▶ [Ações a realizar]
• a. Transcreva a parte do trecho sobre a comissão da verdade na UnB que se abre com as palavras "Comissão da verdade" e se fecha com "e de ideias.".
• b. Escreva a parte seguinte do trecho sobre a comissão da verdade na UnB, dando sequência a partir de onde ele para.

Comissão da verdade na UnB
Reunião da Comissão Anísio Teixeira de Memória e Verdade da UnB, em 2015.
Isa Lima/UnB
Entre 2012 e 2015, a UnB contou com a Comissão Anísio Teixeira de Memória e Verdade (CATMV-UnB), criada para investigar as violações de direitos humanos na universidade durante a ditadura.
👉 Em seu relatório final, a comissão identificou “numerosas situações e episódios de violações aos direitos humanos”, como:
Graves torturas físicas e psicológicas;
Sequestros;
Prisões ilegais;
Censura e violação de comunicações;
Vigilância, controle e perseguição política, com suspensões, expulsões, demissões, recusas de contratação, de matrícula e de viagens para eventos e pesquisas;
Proibição de livros e de imprensa, de reunião, de manifestação política, artística e de ideias.

▶ [Dados registrados]
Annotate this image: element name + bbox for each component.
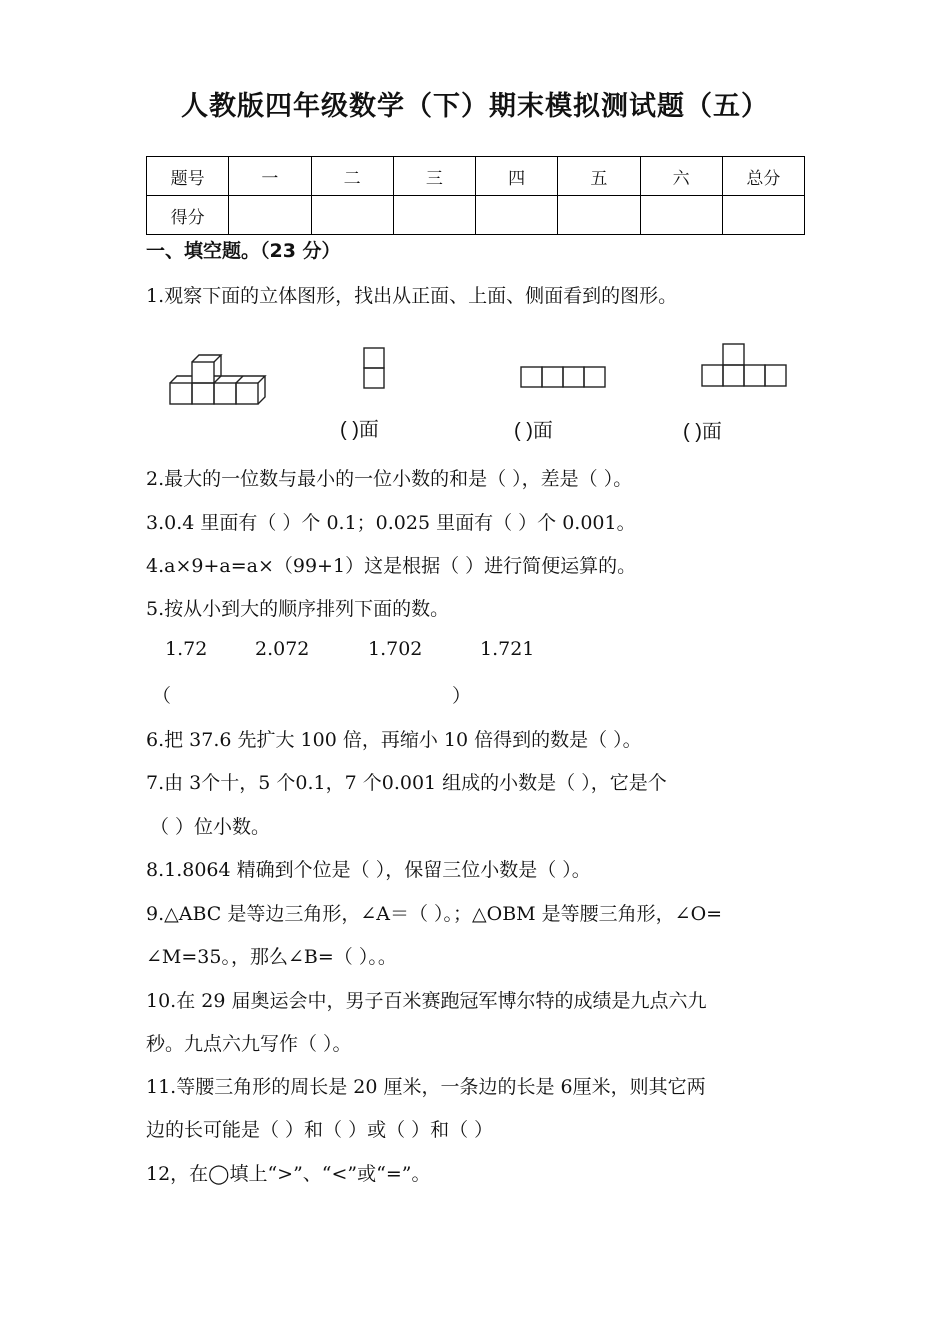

▶ [Respostas por tarefa]
• a.
Comissão da verdade na UnB
Reunião da Comissão Anísio Teixeira de Memória e Verdade da UnB, em 2015.
Isa Lima/UnB
Entre 2012 e 2015, a UnB contou com a Comissão Anísio Teixeira de Memória e Verdade (CATMV-UnB), criada para investigar as violações de direitos humanos na universidade durante a ditadura.
👉 Em seu relatório final, a comissão identificou “numerosas situações e episódios de violações aos direitos humanos”, como:
Graves torturas físicas e psicológicas;
Sequestros;
Prisões ilegais;
Censura e violação de comunicações;
Vigilância, controle e perseguição política, com suspensões, expulsões, demissões, recusas de contratação, de matrícula e de viagens para eventos e pesquisas;
Proibição de livros e de imprensa, de reunião, de manifestação política, artística e de ideias.

• b.
“Ali [na UnB] houve também sequestros realizados clandestinamente por forças policiais e militares, dos quais resultariam, para algumas de suas vítimas (ainda que não no ambiente acadêmico, mas em lugares próximos), sessões de espancamentos, fuzilamentos simulados e outras formas de tortura”, aponta o relatório final da CATMV-UnB.
‘Ainda estou aqui’
“Ainda Estou Aqui” recebeu três indicações ao Oscar, incluindo Melhor Filme
O professor Mateus Torres destaca que “não poderia estar mais feliz” com o sucesso de “Ainda Estou Aqui” e a busca dos espectadores por mais informações sobre a ditadura.
“Muita gente que não fazia ideia que a ditadura sumia com as pessoas foi ver o filme”, diz o pesquisador.